**Trecho do texto:**
* * *

Acórdão nº 205003/10.1YIPRT.1.C1 de Court of Appeal of Coimbra (Portugal), 18 de Dezembro de 2019
Magistrado Responsável | MANUEL CAPELO |
Data da Resolução | 18 de Dezembro de 2019 |
Emissor | Court of Appeal of Coimbra (Portugal) |
Acordam no Tribunal da Relação de Coimbra Relatório No Tribunal Judicial da Comarca de Leiria - Juízo de Execução de Alcobaça - Juiz 2 – e na execução em que é exequente Auto J..., S.A., e executados T... e A..., o tribunal, em 28-05-2019, proferiu despacho indeferindo a continuação da instância para realização da venda de casa de habitação da executada que havia sido requerida pela exequente.

* * *

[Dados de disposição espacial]
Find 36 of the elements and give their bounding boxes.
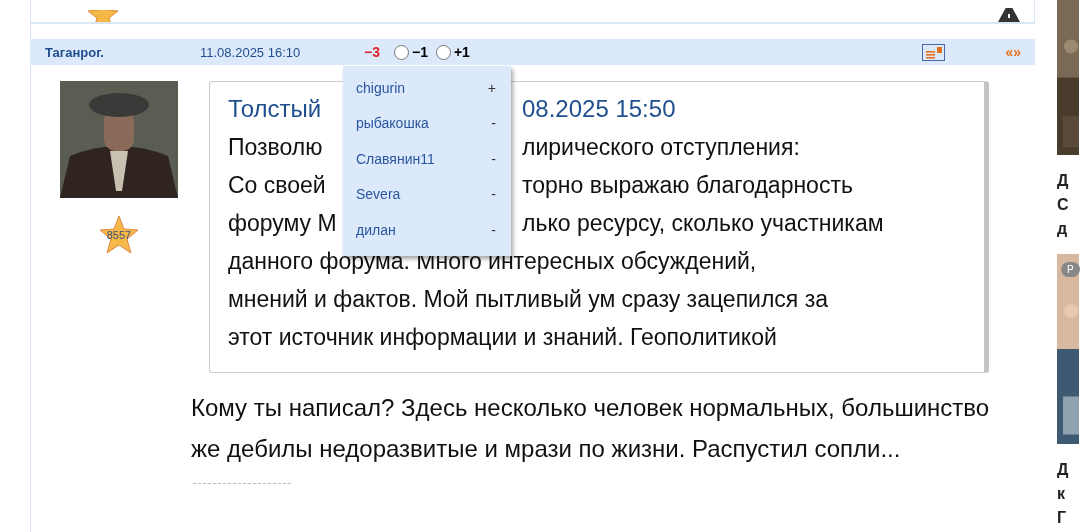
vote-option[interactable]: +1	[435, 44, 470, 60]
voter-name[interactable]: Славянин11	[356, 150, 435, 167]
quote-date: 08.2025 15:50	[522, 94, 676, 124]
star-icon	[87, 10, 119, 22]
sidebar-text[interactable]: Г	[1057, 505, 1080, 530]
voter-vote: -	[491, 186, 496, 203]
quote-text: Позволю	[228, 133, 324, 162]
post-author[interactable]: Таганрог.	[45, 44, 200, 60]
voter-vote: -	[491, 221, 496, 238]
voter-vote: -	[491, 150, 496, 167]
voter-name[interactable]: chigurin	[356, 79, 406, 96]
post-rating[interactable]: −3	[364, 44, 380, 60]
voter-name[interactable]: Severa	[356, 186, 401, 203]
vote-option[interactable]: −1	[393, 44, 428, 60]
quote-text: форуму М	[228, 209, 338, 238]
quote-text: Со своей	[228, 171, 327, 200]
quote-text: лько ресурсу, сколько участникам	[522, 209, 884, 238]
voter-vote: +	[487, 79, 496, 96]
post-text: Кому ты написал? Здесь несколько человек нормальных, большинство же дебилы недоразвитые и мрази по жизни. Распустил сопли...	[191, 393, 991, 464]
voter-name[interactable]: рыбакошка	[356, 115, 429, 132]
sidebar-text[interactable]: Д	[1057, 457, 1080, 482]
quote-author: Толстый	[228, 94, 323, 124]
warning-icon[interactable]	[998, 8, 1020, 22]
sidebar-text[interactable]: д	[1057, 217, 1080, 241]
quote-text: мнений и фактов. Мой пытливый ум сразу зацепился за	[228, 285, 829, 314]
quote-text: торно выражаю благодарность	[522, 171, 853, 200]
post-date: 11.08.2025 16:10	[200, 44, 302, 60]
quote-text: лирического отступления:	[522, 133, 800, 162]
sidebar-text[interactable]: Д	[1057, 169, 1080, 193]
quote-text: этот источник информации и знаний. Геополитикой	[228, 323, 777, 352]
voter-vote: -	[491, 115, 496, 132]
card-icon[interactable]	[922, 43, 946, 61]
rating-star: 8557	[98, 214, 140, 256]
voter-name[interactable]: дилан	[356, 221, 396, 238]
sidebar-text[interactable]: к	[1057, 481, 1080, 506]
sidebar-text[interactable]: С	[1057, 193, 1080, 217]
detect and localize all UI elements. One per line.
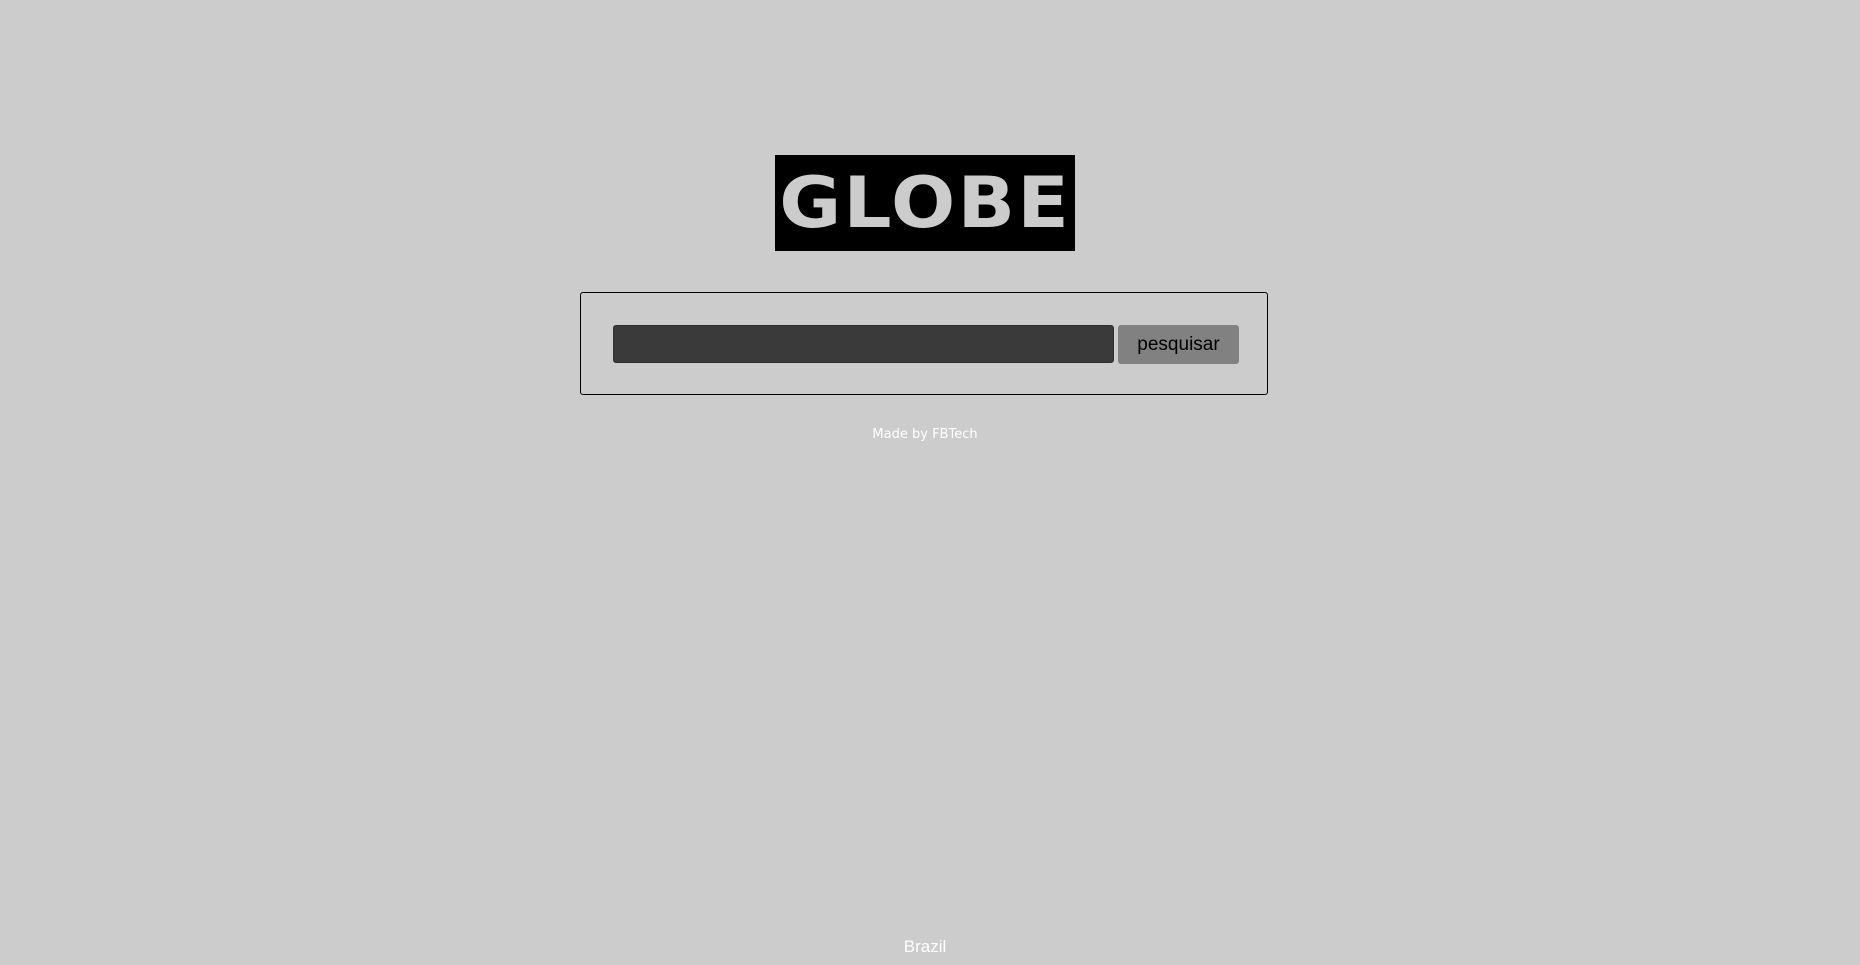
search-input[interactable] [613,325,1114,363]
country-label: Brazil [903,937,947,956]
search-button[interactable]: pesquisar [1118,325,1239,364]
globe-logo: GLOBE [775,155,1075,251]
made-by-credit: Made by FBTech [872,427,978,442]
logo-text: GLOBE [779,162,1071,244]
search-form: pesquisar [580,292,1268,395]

* * *

**Lista de tarefas:**
(A) Traduza para o inglês esta frase do texto do acórdão: "No Tribunal Judicial da Comarca de Leiria - Juízo de Execução de Alcobaça - Juiz 2 – e na execução em que é exequente Auto J..., S.A., e executados T... e A..., o tribunal, em 28-05-2019, proferiu despacho indeferindo a continuação da instância para realização da venda de casa de habitação da executada que havia sido requerida pela exequente."
(B) Reúna todas as linhas da listagem que contêm a sequência "logo".
O texto do acórdão e a listagem são materiais independentes entre si.

**Respostas por tarefa:**
(A) In the Judicial Court of the District of Leiria - Alcobaça Enforcement Court - Judge 2 – and in the enforcement proceedings in which Auto J..., S.A. is the enforcing creditor and T... and A... are the debtors, the court, on 28-05-2019, issued an order refusing the continuation of the proceedings for the sale of the debtor's dwelling house, which had been requested by the enforcing creditor.

(B)
globe-logo: GLOBE [775,155,1075,251]
logo-text: GLOBE [779,162,1071,244]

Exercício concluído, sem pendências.